• _Exercise directions_: Retype the whole listing, please, keeping every line exact and dropping the pictures.
++++
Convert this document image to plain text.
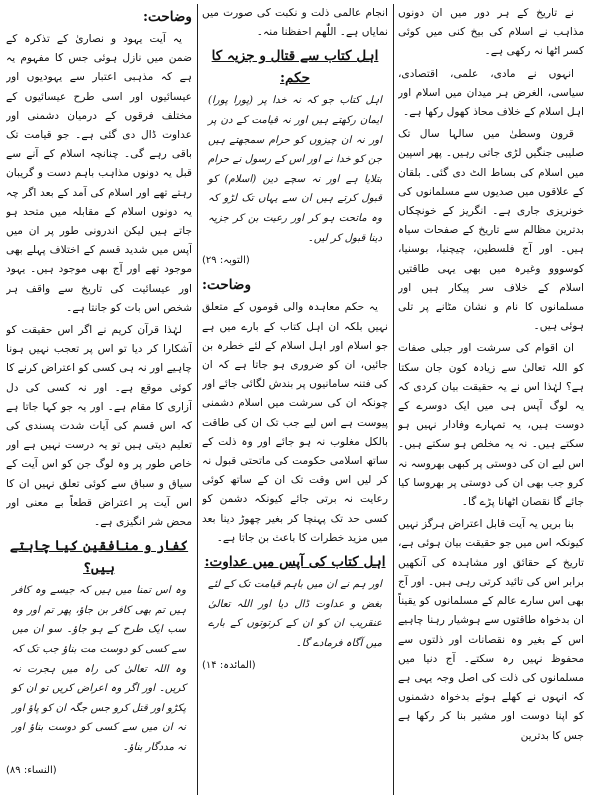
نے تاریخ کے ہر دور میں ان دونوں مذاہب نے اسلام کی بیخ کنی میں کوئی کسر اٹھا نہ رکھی ہے۔

انہوں نے مادی، علمی، اقتصادی، سیاسی، الغرض ہر میدان میں اسلام اور اہل اسلام کے خلاف محاذ کھول رکھا ہے۔

قرون وسطیٰ میں سالہا سال تک صلیبی جنگیں لڑی جاتی رہیں۔ پھر اسپین میں اسلام کی بساط الٹ دی گئی۔ بلقان کے علاقوں میں صدیوں سے مسلمانوں کی خونریزی جاری ہے۔ انگریز کے خونچکاں بدترین مظالم سے تاریخ کے صفحات سیاہ ہیں۔ اور آج فلسطین، چیچنیا، بوسنیا، کوسووو وغیرہ میں بھی یہی طاقتیں اسلام کے خلاف سر پیکار ہیں اور مسلمانوں کا نام و نشان مٹانے پر تلی ہوئی ہیں۔

ان اقوام کی سرشت اور جبلی صفات کو اللہ تعالیٰ سے زیادہ کون جان سکتا ہے؟ لہٰذا اس نے یہ حقیقت بیان کردی کہ یہ لوگ آپس ہی میں ایک دوسرے کے دوست ہیں، یہ تمہارے وفادار نہیں ہو سکتے ہیں۔ نہ یہ مخلص ہو سکتے ہیں۔ اس لیے ان کی دوستی پر کبھی بھروسہ نہ کرو جب بھی ان کی دوستی پر بھروسا کیا جائے گا نقصان اٹھانا پڑے گا۔

بنا بریں یہ آیت قابل اعتراض ہرگز نہیں کیونکہ اس میں جو حقیقت بیان ہوئی ہے، تاریخ کے حقائق اور مشاہدہ کی آنکھیں برابر اس کی تائید کرتی رہی ہیں۔ اور آج بھی اس سارے عالم کے مسلمانوں کو یقیناً ان بدخواہ طاقتوں سے ہوشیار رہنا چاہیے اس کے بغیر وہ نقصانات اور ذلتوں سے محفوظ نہیں رہ سکتے۔ آج دنیا میں مسلمانوں کی ذلت کی اصل وجہ یہی ہے کہ انہوں نے کھلے ہوئے بدخواہ دشمنوں کو اپنا دوست اور مشیر بنا کر رکھا ہے جس کا بدترین

انجام عالمی ذلت و نکبت کی صورت میں نمایاں ہے۔ اللّٰھم احفظنا منہ۔

اہل کتاب سے قتال و جزیہ کا حکم:

اہل کتاب جو کہ نہ خدا پر (پورا پورا) ایمان رکھتے ہیں اور نہ قیامت کے دن پر اور نہ ان چیزوں کو حرام سمجھتے ہیں جن کو خدا نے اور اس کے رسول نے حرام بتلایا ہے اور نہ سچے دین (اسلام) کو قبول کرتے ہیں ان سے یہاں تک لڑو کہ وہ ماتحت ہو کر اور رعیت بن کر جزیہ دینا قبول کر لیں۔

(التوبہ: ۲۹)
وضاحت:

یہ حکم معاہدہ والی قوموں کے متعلق نہیں بلکہ ان اہل کتاب کے بارے میں ہے جو اسلام اور اہل اسلام کے لئے خطرہ بن جائیں، ان کو ضروری ہو جاتا ہے کہ ان کی فتنہ سامانیوں پر بندش لگائی جائے اور چونکہ ان کی سرشت میں اسلام دشمنی پیوست ہے اس لیے جب تک ان کی طاقت بالکل مغلوب نہ ہو جائے اور وہ ذلت کے ساتھ اسلامی حکومت کی ماتحتی قبول نہ کر لیں اس وقت تک ان کے ساتھ کوئی رعایت نہ برتی جائے کیونکہ دشمن کو کسی حد تک پہنچا کر بغیر چھوڑ دینا بعد میں مزید خطرات کا باعث بن جاتا ہے۔

اہل کتاب کی آپس میں عداوت:

اور ہم نے ان میں باہم قیامت تک کے لئے بغض و عداوت ڈال دیا اور اللہ تعالیٰ عنقریب ان کو ان کے کرتوتوں کے بارے میں آگاہ فرمادے گا۔

(المائدہ: ۱۴)
وضاحت:

یہ آیت یہود و نصاریٰ کے تذکرہ کے ضمن میں نازل ہوئی جس کا مفہوم یہ ہے کہ مذہبی اعتبار سے یہودیوں اور عیسائیوں اور اسی طرح عیسائیوں کے مختلف فرقوں کے درمیان دشمنی اور عداوت ڈال دی گئی ہے۔ جو قیامت تک باقی رہے گی۔ چنانچہ اسلام کے آنے سے قبل یہ دونوں مذاہب باہم دست و گریبان رہتے تھے اور اسلام کی آمد کے بعد اگر چہ یہ دونوں اسلام کے مقابلہ میں متحد ہو جاتے ہیں لیکن اندرونی طور پر ان میں آپس میں شدید قسم کے اختلاف پہلے بھی موجود تھے اور آج بھی موجود ہیں۔ یہود اور عیسائیت کی تاریخ سے واقف ہر شخص اس بات کو جانتا ہے۔

لہٰذا قرآن کریم نے اگر اس حقیقت کو آشکارا کر دیا تو اس پر تعجب نہیں ہونا چاہیے اور نہ ہی کسی کو اعتراض کرنے کا کوئی موقع ہے۔ اور نہ کسی کی دل آزاری کا مقام ہے۔ اور یہ جو کہا جاتا ہے کہ اس قسم کی آیات شدت پسندی کی تعلیم دیتی ہیں تو یہ درست نہیں ہے اور خاص طور پر وہ لوگ جن کو اس آیت کے سیاق و سباق سے کوئی تعلق نہیں ان کا اس آیت پر اعتراض قطعاً بے معنی اور محض شر انگیزی ہے۔

کفار و منافقین کیا چاہتے ہیں؟

وہ اس تمنا میں ہیں کہ جیسے وہ کافر ہیں تم بھی کافر بن جاؤ، پھر تم اور وہ سب ایک طرح کے ہو جاؤ۔ سو ان میں سے کسی کو دوست مت بناؤ جب تک کہ وہ اللہ تعالیٰ کی راہ میں ہجرت نہ کریں۔ اور اگر وہ اعراض کریں تو ان کو پکڑو اور قتل کرو جس جگہ ان کو پاؤ اور نہ ان میں سے کسی کو دوست بناؤ اور نہ مددگار بناؤ۔

(النساء: ۸۹)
++++
• _Correct output_:
Convert this document image to plain text.
نے تاریخ کے ہر دور میں ان دونوں مذاہب نے اسلام کی بیخ کنی میں کوئی کسر اٹھا نہ رکھی ہے۔

انہوں نے مادی، علمی، اقتصادی، سیاسی، الغرض ہر میدان میں اسلام اور اہل اسلام کے خلاف محاذ کھول رکھا ہے۔

قرون وسطیٰ میں سالہا سال تک صلیبی جنگیں لڑی جاتی رہیں۔ پھر اسپین میں اسلام کی بساط الٹ دی گئی۔ بلقان کے علاقوں میں صدیوں سے مسلمانوں کی خونریزی جاری ہے۔ انگریز کے خونچکاں بدترین مظالم سے تاریخ کے صفحات سیاہ ہیں۔ اور آج فلسطین، چیچنیا، بوسنیا، کوسووو وغیرہ میں بھی یہی طاقتیں اسلام کے خلاف سر پیکار ہیں اور مسلمانوں کا نام و نشان مٹانے پر تلی ہوئی ہیں۔

ان اقوام کی سرشت اور جبلی صفات کو اللہ تعالیٰ سے زیادہ کون جان سکتا ہے؟ لہٰذا اس نے یہ حقیقت بیان کردی کہ یہ لوگ آپس ہی میں ایک دوسرے کے دوست ہیں، یہ تمہارے وفادار نہیں ہو سکتے ہیں۔ نہ یہ مخلص ہو سکتے ہیں۔ اس لیے ان کی دوستی پر کبھی بھروسہ نہ کرو جب بھی ان کی دوستی پر بھروسا کیا جائے گا نقصان اٹھانا پڑے گا۔

بنا بریں یہ آیت قابل اعتراض ہرگز نہیں کیونکہ اس میں جو حقیقت بیان ہوئی ہے، تاریخ کے حقائق اور مشاہدہ کی آنکھیں برابر اس کی تائید کرتی رہی ہیں۔ اور آج بھی اس سارے عالم کے مسلمانوں کو یقیناً ان بدخواہ طاقتوں سے ہوشیار رہنا چاہیے اس کے بغیر وہ نقصانات اور ذلتوں سے محفوظ نہیں رہ سکتے۔ آج دنیا میں مسلمانوں کی ذلت کی اصل وجہ یہی ہے کہ انہوں نے کھلے ہوئے بدخواہ دشمنوں کو اپنا دوست اور مشیر بنا کر رکھا ہے جس کا بدترین

انجام عالمی ذلت و نکبت کی صورت میں نمایاں ہے۔ اللّٰھم احفظنا منہ۔

اہل کتاب سے قتال و جزیہ کا حکم:

اہل کتاب جو کہ نہ خدا پر (پورا پورا) ایمان رکھتے ہیں اور نہ قیامت کے دن پر اور نہ ان چیزوں کو حرام سمجھتے ہیں جن کو خدا نے اور اس کے رسول نے حرام بتلایا ہے اور نہ سچے دین (اسلام) کو قبول کرتے ہیں ان سے یہاں تک لڑو کہ وہ ماتحت ہو کر اور رعیت بن کر جزیہ دینا قبول کر لیں۔

(التوبہ: ۲۹)
وضاحت:

یہ حکم معاہدہ والی قوموں کے متعلق نہیں بلکہ ان اہل کتاب کے بارے میں ہے جو اسلام اور اہل اسلام کے لئے خطرہ بن جائیں، ان کو ضروری ہو جاتا ہے کہ ان کی فتنہ سامانیوں پر بندش لگائی جائے اور چونکہ ان کی سرشت میں اسلام دشمنی پیوست ہے اس لیے جب تک ان کی طاقت بالکل مغلوب نہ ہو جائے اور وہ ذلت کے ساتھ اسلامی حکومت کی ماتحتی قبول نہ کر لیں اس وقت تک ان کے ساتھ کوئی رعایت نہ برتی جائے کیونکہ دشمن کو کسی حد تک پہنچا کر بغیر چھوڑ دینا بعد میں مزید خطرات کا باعث بن جاتا ہے۔

اہل کتاب کی آپس میں عداوت:

اور ہم نے ان میں باہم قیامت تک کے لئے بغض و عداوت ڈال دیا اور اللہ تعالیٰ عنقریب ان کو ان کے کرتوتوں کے بارے میں آگاہ فرمادے گا۔

(المائدہ: ۱۴)
وضاحت:

یہ آیت یہود و نصاریٰ کے تذکرہ کے ضمن میں نازل ہوئی جس کا مفہوم یہ ہے کہ مذہبی اعتبار سے یہودیوں اور عیسائیوں اور اسی طرح عیسائیوں کے مختلف فرقوں کے درمیان دشمنی اور عداوت ڈال دی گئی ہے۔ جو قیامت تک باقی رہے گی۔ چنانچہ اسلام کے آنے سے قبل یہ دونوں مذاہب باہم دست و گریبان رہتے تھے اور اسلام کی آمد کے بعد اگر چہ یہ دونوں اسلام کے مقابلہ میں متحد ہو جاتے ہیں لیکن اندرونی طور پر ان میں آپس میں شدید قسم کے اختلاف پہلے بھی موجود تھے اور آج بھی موجود ہیں۔ یہود اور عیسائیت کی تاریخ سے واقف ہر شخص اس بات کو جانتا ہے۔

لہٰذا قرآن کریم نے اگر اس حقیقت کو آشکارا کر دیا تو اس پر تعجب نہیں ہونا چاہیے اور نہ ہی کسی کو اعتراض کرنے کا کوئی موقع ہے۔ اور نہ کسی کی دل آزاری کا مقام ہے۔ اور یہ جو کہا جاتا ہے کہ اس قسم کی آیات شدت پسندی کی تعلیم دیتی ہیں تو یہ درست نہیں ہے اور خاص طور پر وہ لوگ جن کو اس آیت کے سیاق و سباق سے کوئی تعلق نہیں ان کا اس آیت پر اعتراض قطعاً بے معنی اور محض شر انگیزی ہے۔

کفار و منافقین کیا چاہتے ہیں؟

وہ اس تمنا میں ہیں کہ جیسے وہ کافر ہیں تم بھی کافر بن جاؤ، پھر تم اور وہ سب ایک طرح کے ہو جاؤ۔ سو ان میں سے کسی کو دوست مت بناؤ جب تک کہ وہ اللہ تعالیٰ کی راہ میں ہجرت نہ کریں۔ اور اگر وہ اعراض کریں تو ان کو پکڑو اور قتل کرو جس جگہ ان کو پاؤ اور نہ ان میں سے کسی کو دوست بناؤ اور نہ مددگار بناؤ۔

(النساء: ۸۹)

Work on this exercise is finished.